*Text extract:*
********

The Vizio SB4051-D5 Sound Bar System is a step beyond most inexpensive sound bars.

Besides offering the standard three front channels in one neat package, Vizio has taken the next step and included a wireless subwoofer and dedicated surround speakers to make a true 5.1 channel system. With solid build quality, excellent connectivity options, and surprisingly good overall performance, the Vizio SB4051-D5 is an excellent option for those wanting to pump up the anemic sound of their flat panel TV without delving into the complicated (and often far costlier) realm of separate components and speakers.

Highlights

Vizio Sound Bar

  • Enough digital inputs for most systems
  • Google Chromecast, Bluetooth, and Vizio Smartcast are built right in
  • Slim wireless subwoofer is very easy to find a place for
  • Dedicated surround speakers
  • Can play pretty loud
Introduction

Vizio is a relatively new brand onthe A/V block, but they’ve quickly made a name for themselves by offering flat panel displays that deliver a lot of bang for the buck. With this success, it was only natural for them to expand the home entertainment line. Sound bars are an area where Vizio is particularly strong and they are consistently one of the best-selling (if not the best-selling) brand in the category. I’ve seen Vizio sound bars for years at many local retailers and have heard them on countless occasions, but never in my own environment. The reason for this was simple – I’m a bit of a home theater snob.

********

*Given information:*
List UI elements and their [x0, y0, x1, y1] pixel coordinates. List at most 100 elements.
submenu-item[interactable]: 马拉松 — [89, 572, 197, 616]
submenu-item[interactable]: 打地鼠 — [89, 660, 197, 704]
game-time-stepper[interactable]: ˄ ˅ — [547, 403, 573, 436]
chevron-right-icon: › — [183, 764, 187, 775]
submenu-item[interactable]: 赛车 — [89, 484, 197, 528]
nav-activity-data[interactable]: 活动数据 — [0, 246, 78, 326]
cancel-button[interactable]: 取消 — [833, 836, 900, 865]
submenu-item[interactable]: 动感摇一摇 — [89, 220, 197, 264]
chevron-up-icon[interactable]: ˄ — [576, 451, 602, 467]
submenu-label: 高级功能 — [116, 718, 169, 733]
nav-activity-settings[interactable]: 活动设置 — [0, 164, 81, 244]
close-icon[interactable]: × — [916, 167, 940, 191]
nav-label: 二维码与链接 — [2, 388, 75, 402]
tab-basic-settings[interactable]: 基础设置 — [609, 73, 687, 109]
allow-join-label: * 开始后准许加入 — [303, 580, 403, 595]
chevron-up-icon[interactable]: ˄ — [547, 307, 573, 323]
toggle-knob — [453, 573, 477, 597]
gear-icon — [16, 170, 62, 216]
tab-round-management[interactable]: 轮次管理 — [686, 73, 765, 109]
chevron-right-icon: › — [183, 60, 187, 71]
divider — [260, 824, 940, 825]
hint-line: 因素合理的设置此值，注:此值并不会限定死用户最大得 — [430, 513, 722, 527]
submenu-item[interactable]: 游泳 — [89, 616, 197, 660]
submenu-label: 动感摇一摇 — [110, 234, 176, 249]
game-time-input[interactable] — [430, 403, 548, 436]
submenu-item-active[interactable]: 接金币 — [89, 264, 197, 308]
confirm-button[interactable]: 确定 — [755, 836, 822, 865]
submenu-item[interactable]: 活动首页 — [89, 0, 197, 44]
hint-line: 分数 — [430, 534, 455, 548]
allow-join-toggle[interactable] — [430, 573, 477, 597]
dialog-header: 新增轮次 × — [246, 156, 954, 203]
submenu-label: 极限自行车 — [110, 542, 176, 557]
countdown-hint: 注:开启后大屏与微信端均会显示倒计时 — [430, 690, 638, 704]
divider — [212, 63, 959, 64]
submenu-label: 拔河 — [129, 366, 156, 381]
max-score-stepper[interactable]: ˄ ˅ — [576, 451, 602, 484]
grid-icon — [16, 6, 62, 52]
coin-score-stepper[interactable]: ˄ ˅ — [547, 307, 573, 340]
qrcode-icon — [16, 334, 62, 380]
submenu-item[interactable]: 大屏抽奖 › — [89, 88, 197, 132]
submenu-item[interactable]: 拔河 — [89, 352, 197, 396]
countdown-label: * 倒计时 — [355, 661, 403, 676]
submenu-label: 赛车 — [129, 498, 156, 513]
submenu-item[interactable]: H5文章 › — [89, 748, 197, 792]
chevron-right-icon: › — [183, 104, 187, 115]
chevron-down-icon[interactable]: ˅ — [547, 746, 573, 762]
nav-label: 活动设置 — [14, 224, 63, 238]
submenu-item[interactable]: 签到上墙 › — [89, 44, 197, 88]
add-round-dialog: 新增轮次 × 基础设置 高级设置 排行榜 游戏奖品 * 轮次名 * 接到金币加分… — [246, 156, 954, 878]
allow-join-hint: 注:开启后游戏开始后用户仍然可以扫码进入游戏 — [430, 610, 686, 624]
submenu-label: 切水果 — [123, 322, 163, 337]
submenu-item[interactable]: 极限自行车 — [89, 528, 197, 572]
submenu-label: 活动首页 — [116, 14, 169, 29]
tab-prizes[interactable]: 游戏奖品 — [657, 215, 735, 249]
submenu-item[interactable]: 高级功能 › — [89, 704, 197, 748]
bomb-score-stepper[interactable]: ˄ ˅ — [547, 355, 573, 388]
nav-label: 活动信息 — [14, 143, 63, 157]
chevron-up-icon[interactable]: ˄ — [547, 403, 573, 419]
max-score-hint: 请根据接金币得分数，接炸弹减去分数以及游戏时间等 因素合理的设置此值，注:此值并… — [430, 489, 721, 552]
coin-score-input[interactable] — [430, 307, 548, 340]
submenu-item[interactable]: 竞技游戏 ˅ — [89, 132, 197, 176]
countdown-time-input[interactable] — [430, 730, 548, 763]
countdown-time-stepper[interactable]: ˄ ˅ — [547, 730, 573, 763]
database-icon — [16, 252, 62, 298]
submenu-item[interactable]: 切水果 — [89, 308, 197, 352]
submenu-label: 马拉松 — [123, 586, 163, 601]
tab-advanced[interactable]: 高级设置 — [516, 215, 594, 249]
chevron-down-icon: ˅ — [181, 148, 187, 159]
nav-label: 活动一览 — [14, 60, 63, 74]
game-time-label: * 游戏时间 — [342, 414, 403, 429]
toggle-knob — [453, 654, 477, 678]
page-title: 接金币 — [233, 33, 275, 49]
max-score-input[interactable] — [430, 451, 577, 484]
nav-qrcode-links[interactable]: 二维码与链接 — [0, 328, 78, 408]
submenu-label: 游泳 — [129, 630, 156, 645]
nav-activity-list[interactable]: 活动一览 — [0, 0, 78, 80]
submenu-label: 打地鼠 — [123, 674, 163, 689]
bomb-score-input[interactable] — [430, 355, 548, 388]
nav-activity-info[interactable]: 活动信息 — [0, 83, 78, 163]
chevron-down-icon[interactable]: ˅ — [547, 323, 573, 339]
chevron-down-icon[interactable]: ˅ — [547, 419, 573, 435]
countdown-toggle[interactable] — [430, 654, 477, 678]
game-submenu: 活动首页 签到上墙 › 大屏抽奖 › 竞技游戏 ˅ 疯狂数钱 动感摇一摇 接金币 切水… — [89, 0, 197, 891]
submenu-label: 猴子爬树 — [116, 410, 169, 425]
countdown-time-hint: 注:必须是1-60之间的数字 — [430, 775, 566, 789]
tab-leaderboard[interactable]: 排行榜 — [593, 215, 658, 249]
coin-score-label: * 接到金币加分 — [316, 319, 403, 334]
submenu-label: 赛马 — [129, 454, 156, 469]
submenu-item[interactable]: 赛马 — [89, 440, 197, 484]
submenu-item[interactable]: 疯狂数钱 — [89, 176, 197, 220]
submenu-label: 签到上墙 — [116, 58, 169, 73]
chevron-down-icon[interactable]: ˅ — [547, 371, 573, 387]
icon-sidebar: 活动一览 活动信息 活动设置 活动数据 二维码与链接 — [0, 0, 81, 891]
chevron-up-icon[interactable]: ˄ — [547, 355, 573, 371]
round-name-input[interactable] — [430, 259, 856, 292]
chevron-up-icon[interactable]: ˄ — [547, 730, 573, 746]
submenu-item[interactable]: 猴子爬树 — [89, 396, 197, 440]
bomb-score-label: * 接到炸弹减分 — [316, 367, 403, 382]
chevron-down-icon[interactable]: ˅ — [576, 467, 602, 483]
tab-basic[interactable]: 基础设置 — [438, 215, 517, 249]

********

Carry on the Vizio sound bar review from the point where it stops.

Vizio Sound bar Specifications
Drivers:

Sound bar – 3 x 2”, 3 x 4”, Subwoofer – 1 x 6.5”, Surround speaker – 1 x 2”, 1 x 4”

Frequency Response:

Sound bar – 150Hz – 20kHz, Subwoofer – 35Hz – 170Hz, Surround speakers – 150Hz – 20kHz

Inputs:

1 x HDMI, 1 x Digital Coaxial, 1 x Optical Coaxial, 1 x USB, 1 x 3.5mm analog mini-jack

Tone Controls:

Bass, Treble, subwoofer level, surround level

Outputs:

1 x HDMI (ARC)

Formats Supported via Digital:

Dolby Digital, Dolby Digital+, DTS Surround

Wireless Streaming:

Google Chromecast, Vizio Smartcast, Bluetooth, Google Home-compatible

App Control:

Vizio Smartcast for iOS or Android

Sound bar dimensions:

40 x 2 x 2.1”

Subwoofer dimensions:

24.2 x 13.1 x 2.8”

Surround speaker dimensions:

2.4 x 5.4 x 2.4”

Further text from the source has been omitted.